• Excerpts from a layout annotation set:
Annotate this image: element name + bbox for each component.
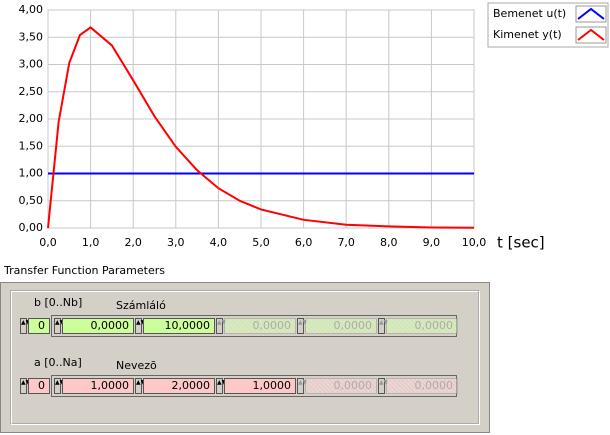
index-spin[interactable]: ▲▼ [20, 378, 30, 394]
element-field: 0,0000 [305, 378, 377, 394]
y-tick-label: 1,50 [19, 139, 44, 152]
y-tick-label: 0,50 [19, 194, 44, 207]
element-field: 0,0000 [386, 318, 458, 334]
y-tick-label: 3,50 [19, 30, 44, 43]
x-axis-label: t [sec] [497, 234, 545, 252]
element-spin[interactable]: ▲▼ [54, 318, 64, 334]
x-tick-label: 0,0 [39, 236, 57, 249]
legend-swatch-box [575, 5, 607, 23]
chart: t [sec] 0,00 0,50 1,00 1,50 2,00 2,50 3,00 3,50… [19, 2, 609, 252]
element-field[interactable]: 1,0000 [62, 378, 134, 394]
element-spin: ▲▼ [297, 318, 307, 334]
element-spin[interactable]: ▲▼ [135, 318, 145, 334]
element-field[interactable]: 0,0000 [62, 318, 134, 334]
x-tick-label: 8,0 [380, 236, 398, 249]
x-tick-label: 4,0 [210, 236, 228, 249]
element-field[interactable]: 1,0000 [224, 378, 296, 394]
panel-frame [10, 290, 480, 425]
legend-swatch-box [575, 26, 607, 44]
panel-title: Transfer Function Parameters [4, 264, 165, 277]
element-spin[interactable]: ▲▼ [135, 378, 145, 394]
index-field[interactable]: 0 [28, 318, 50, 334]
x-tick-label: 1,0 [82, 236, 100, 249]
x-tick-label: 7,0 [337, 236, 355, 249]
array-label: Számláló [116, 299, 166, 312]
element-field: 0,0000 [386, 378, 458, 394]
y-tick-label: 3,00 [19, 58, 44, 71]
x-tick-label: 2,0 [124, 236, 142, 249]
x-tick-label: 10,0 [462, 236, 487, 249]
x-tick-label: 6,0 [295, 236, 313, 249]
element-spin: ▲▼ [216, 318, 226, 334]
x-tick-label: 5,0 [252, 236, 270, 249]
element-field: 0,0000 [305, 318, 377, 334]
element-field[interactable]: 2,0000 [143, 378, 215, 394]
element-spin: ▲▼ [378, 318, 388, 334]
element-field[interactable]: 10,0000 [143, 318, 215, 334]
legend-swatch [577, 7, 605, 20]
element-spin[interactable]: ▲▼ [216, 378, 226, 394]
y-tick-label: 4,00 [19, 3, 44, 16]
element-field: 0,0000 [224, 318, 296, 334]
y-tick-label: 0,00 [19, 221, 44, 234]
element-spin[interactable]: ▲▼ [54, 378, 64, 394]
x-tick-label: 3,0 [167, 236, 185, 249]
legend-label: Bemenet u(t) [493, 7, 566, 20]
series-line [47, 26, 475, 229]
index-spin[interactable]: ▲▼ [20, 318, 30, 334]
array-label: Nevezõ [116, 359, 157, 372]
parameter-panel [0, 282, 490, 433]
legend-swatch [577, 28, 605, 41]
index-label: b [0..Nb] [34, 296, 83, 309]
index-field[interactable]: 0 [28, 378, 50, 394]
y-tick-label: 2,00 [19, 112, 44, 125]
index-label: a [0..Na] [34, 356, 82, 369]
x-tick-label: 9,0 [423, 236, 441, 249]
y-tick-label: 2,50 [19, 85, 44, 98]
y-tick-label: 1,00 [19, 167, 44, 180]
legend-label: Kimenet y(t) [493, 28, 562, 41]
element-spin: ▲▼ [378, 378, 388, 394]
element-spin: ▲▼ [297, 378, 307, 394]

• DESCRIPTION OF THE TASK:
Render every line of the records above as a numbered list, skipping any blank lines and omitting the pictures.

• WRITTEN SOLUTION:
1. Annotate this image: element name + bbox for each component.
2. index-spin[interactable]: ▲▼ [20, 378, 30, 394]
3. element-field: 0,0000 [305, 378, 377, 394]
4. y-tick-label: 1,50 [19, 139, 44, 152]
5. y-tick-label: 0,50 [19, 194, 44, 207]
6. element-field: 0,0000 [386, 318, 458, 334]
7. y-tick-label: 3,50 [19, 30, 44, 43]
8. x-axis-label: t [sec] [497, 234, 545, 252]
9. element-spin[interactable]: ▲▼ [54, 318, 64, 334]
10. x-tick-label: 0,0 [39, 236, 57, 249]
11. legend-swatch-box [575, 5, 607, 23]
12. chart: t [sec] 0,00 0,50 1,00 1,50 2,00 2,50 3,00 3,50… [19, 2, 609, 252]
13. element-field[interactable]: 1,0000 [62, 378, 134, 394]
14. element-spin: ▲▼ [297, 318, 307, 334]
15. element-spin[interactable]: ▲▼ [135, 318, 145, 334]
16. element-field[interactable]: 0,0000 [62, 318, 134, 334]
17. x-tick-label: 8,0 [380, 236, 398, 249]
18. x-tick-label: 4,0 [210, 236, 228, 249]
19. element-field[interactable]: 1,0000 [224, 378, 296, 394]
20. panel-frame [10, 290, 480, 425]
21. legend-swatch-box [575, 26, 607, 44]
22. panel-title: Transfer Function Parameters [4, 264, 165, 277]
23. element-spin[interactable]: ▲▼ [135, 378, 145, 394]
24. index-field[interactable]: 0 [28, 318, 50, 334]
25. x-tick-label: 1,0 [82, 236, 100, 249]
26. x-tick-label: 7,0 [337, 236, 355, 249]
27. array-label: Számláló [116, 299, 166, 312]
28. element-field: 0,0000 [386, 378, 458, 394]
29. y-tick-label: 3,00 [19, 58, 44, 71]
30. x-tick-label: 2,0 [124, 236, 142, 249]
31. x-tick-label: 10,0 [462, 236, 487, 249]
32. x-tick-label: 6,0 [295, 236, 313, 249]
33. element-spin: ▲▼ [216, 318, 226, 334]
34. x-tick-label: 5,0 [252, 236, 270, 249]
35. element-field: 0,0000 [305, 318, 377, 334]
36. element-field[interactable]: 2,0000 [143, 378, 215, 394]
37. element-spin: ▲▼ [378, 318, 388, 334]
38. element-field[interactable]: 10,0000 [143, 318, 215, 334]
39. legend-swatch [577, 7, 605, 20]
40. element-spin[interactable]: ▲▼ [216, 378, 226, 394]
41. y-tick-label: 4,00 [19, 3, 44, 16]
42. element-field: 0,0000 [224, 318, 296, 334]
43. y-tick-label: 0,00 [19, 221, 44, 234]
44. element-spin[interactable]: ▲▼ [54, 378, 64, 394]
45. x-tick-label: 3,0 [167, 236, 185, 249]
46. legend-label: Bemenet u(t) [493, 7, 566, 20]
47. series-line [47, 26, 475, 229]
48. index-spin[interactable]: ▲▼ [20, 318, 30, 334]
49. array-label: Nevezõ [116, 359, 157, 372]
50. parameter-panel [0, 282, 490, 433]
51. legend-swatch [577, 28, 605, 41]
52. index-label: b [0..Nb] [34, 296, 83, 309]
53. index-field[interactable]: 0 [28, 378, 50, 394]
54. y-tick-label: 2,00 [19, 112, 44, 125]
55. index-label: a [0..Na] [34, 356, 82, 369]
56. x-tick-label: 9,0 [423, 236, 441, 249]
57. y-tick-label: 2,50 [19, 85, 44, 98]
58. y-tick-label: 1,00 [19, 167, 44, 180]
59. legend-label: Kimenet y(t) [493, 28, 562, 41]
60. element-spin: ▲▼ [378, 378, 388, 394]
61. element-spin: ▲▼ [297, 378, 307, 394]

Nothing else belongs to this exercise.